    if not path.exists():
        return
    fields = None
    with path.open("r", encoding="utf-8", errors="ignore") as f:
        for line in f:
            if line.startswith("#fields"):
                fields = line.rstrip("\n").split("\t")[1:]
                continue
            if line.startswith("#") or not line:
                continue
            parts = line.rstrip("\n").split("\t")
            if fields and len(parts) == len(fields):
                yield dict(zip(fields, parts))

ssl_path = LOGS_DIR / "zeek" / "ssl.log"
alpn_counts_zeek = Counter()
for row in iter_zeek_tsv(ssl_path):
    np = (row.get("next_protocol") or "").strip()
    if np and np != "-":
        alpn_counts_zeek[np] += 1

alpn_counts_zeek

## (Optional) Suricata EVE TLS — fallback only
If your environment emits `event_type: tls`, we can also read ALPN from there.
- Some builds/configs only emit flow classification (with `app_proto: tls`).
- The autograder prefers Zeek; Suricata is used as a fallback if present.


In [None]:
alpn_counts_eve = Counter()
eve_path = LOGS_DIR / "suricata" / "eve.json"

● Dataset records:
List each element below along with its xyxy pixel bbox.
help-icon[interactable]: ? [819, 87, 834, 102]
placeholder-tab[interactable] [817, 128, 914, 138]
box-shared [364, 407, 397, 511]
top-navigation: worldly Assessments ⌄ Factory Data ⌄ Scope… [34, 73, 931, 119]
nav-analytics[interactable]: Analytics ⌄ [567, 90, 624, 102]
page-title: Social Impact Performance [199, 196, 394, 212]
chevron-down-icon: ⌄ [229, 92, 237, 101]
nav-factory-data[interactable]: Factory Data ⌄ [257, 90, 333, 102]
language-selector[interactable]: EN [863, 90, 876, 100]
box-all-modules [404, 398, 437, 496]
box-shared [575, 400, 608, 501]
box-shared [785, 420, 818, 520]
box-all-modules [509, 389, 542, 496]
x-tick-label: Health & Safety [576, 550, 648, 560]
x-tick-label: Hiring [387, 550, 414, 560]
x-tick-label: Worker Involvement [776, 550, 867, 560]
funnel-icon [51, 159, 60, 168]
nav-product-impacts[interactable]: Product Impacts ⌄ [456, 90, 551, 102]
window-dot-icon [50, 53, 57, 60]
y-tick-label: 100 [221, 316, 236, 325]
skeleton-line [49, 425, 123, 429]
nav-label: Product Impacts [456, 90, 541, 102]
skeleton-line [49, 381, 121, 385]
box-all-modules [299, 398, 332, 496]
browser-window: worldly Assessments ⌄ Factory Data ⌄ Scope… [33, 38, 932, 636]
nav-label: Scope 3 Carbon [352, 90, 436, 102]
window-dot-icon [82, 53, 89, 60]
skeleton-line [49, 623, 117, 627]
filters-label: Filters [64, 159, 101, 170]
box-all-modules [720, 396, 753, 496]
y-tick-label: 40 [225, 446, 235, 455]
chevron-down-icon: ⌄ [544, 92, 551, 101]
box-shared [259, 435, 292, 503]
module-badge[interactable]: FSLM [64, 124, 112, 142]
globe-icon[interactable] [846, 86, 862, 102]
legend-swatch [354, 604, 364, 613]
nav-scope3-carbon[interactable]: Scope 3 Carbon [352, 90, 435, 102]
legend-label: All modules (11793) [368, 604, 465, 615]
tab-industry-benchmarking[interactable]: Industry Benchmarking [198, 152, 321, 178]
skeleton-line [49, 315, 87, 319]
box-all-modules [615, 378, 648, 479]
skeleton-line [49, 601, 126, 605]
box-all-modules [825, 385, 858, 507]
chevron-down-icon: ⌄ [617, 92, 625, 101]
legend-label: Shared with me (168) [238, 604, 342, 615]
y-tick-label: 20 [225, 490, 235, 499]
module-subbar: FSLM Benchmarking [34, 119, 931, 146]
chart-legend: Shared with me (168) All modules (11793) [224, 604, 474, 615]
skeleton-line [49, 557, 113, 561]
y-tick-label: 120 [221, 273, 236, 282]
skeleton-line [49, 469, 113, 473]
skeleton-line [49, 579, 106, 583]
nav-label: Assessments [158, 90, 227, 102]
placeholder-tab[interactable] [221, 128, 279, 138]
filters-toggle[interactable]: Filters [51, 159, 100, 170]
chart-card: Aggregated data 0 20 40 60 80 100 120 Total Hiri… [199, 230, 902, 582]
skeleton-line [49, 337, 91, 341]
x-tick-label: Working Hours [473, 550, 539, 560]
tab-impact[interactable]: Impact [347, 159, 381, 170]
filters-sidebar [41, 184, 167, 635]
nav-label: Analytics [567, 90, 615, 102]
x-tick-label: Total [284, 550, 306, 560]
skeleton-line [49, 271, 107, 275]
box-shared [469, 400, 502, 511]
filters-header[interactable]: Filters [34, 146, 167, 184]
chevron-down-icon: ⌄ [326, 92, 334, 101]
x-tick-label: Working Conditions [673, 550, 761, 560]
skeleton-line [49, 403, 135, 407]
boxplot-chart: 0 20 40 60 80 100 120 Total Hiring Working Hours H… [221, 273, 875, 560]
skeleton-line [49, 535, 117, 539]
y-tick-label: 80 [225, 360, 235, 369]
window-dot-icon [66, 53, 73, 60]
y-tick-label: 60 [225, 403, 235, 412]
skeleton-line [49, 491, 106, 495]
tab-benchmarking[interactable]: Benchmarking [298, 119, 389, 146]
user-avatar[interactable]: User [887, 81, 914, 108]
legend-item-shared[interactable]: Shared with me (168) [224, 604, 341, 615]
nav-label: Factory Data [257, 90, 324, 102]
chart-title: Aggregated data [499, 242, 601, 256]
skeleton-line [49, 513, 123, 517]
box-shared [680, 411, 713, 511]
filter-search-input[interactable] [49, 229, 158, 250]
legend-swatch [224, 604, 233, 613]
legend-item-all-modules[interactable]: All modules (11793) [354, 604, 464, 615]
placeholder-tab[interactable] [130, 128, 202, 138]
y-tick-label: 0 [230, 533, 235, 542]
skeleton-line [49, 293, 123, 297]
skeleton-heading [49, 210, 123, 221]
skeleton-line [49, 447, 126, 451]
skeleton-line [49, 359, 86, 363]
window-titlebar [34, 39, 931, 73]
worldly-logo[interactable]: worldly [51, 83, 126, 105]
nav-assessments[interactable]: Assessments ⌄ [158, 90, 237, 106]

● Activity: Write the next part of the notebook code that counts ALPN values from Zeek and Suricata logs, starting after its last line shown.

● Result below:
if eve_path.exists():
    with eve_path.open("r", encoding="utf-8", errors="ignore") as f:
        for line in f:
            try:
                obj = json.loads(line)
            except Exception:
                continue
            if obj.get("event_type") != "tls":
                continue
            t = obj.get("tls", {}) or {}
            a_single = t.get("alpn")
            if isinstance(a_single, str) and a_single:
                alpn_counts_eve[a_single] += 1
            a_list = t.get("client_alpns")
            if isinstance(a_list, list):
                for a in a_list:
                    if isinstance(a, str) and a:
                        alpn_counts_eve[a] += 1
            elif isinstance(a_list, str) and a_list:
                alpn_counts_eve[a_list] += 1

alpn_counts_eve if alpn_counts_eve else "(no Suricata TLS EVE events found — this is OK)"

## Choose source & compute anomalies
We choose Zeek if it has ALPNs; otherwise we fall back to Suricata TLS EVE (if present). Then we compute anomalies using the lab rubric threshold (`checks.alpn_min_share`).


In [None]:
alpn_counts = dict(alpn_counts_zeek) if alpn_counts_zeek else dict(alpn_counts_eve)
source = "zeek ssl.log" if alpn_counts_zeek else ("suricata eve.json" if alpn_counts_eve else "none")
print("Using source:", source)
print("ALPN counts:", alpn_counts)

rubric_path = LAB_DIR / "rubric.yml"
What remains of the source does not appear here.